» **Problem**
Are you able to quote each entry exactly as written?

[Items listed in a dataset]
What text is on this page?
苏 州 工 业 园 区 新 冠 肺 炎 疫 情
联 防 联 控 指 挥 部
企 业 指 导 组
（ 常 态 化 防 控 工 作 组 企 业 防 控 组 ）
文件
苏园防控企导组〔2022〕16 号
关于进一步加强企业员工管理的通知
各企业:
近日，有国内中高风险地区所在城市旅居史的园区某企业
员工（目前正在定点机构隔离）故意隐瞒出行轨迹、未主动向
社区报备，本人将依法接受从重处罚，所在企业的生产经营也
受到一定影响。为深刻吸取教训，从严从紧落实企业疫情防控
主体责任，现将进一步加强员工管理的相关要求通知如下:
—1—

» **Result for this exercise**
What text is on this page?
苏 州 工 业 园 区 新 冠 肺 炎 疫 情
联 防 联 控 指 挥 部
企 业 指 导 组
（ 常 态 化 防 控 工 作 组 企 业 防 控 组 ）
文件
苏园防控企导组〔2022〕16 号
关于进一步加强企业员工管理的通知
各企业:
近日，有国内中高风险地区所在城市旅居史的园区某企业
员工（目前正在定点机构隔离）故意隐瞒出行轨迹、未主动向
社区报备，本人将依法接受从重处罚，所在企业的生产经营也
受到一定影响。为深刻吸取教训，从严从紧落实企业疫情防控
主体责任，现将进一步加强员工管理的相关要求通知如下:
—1—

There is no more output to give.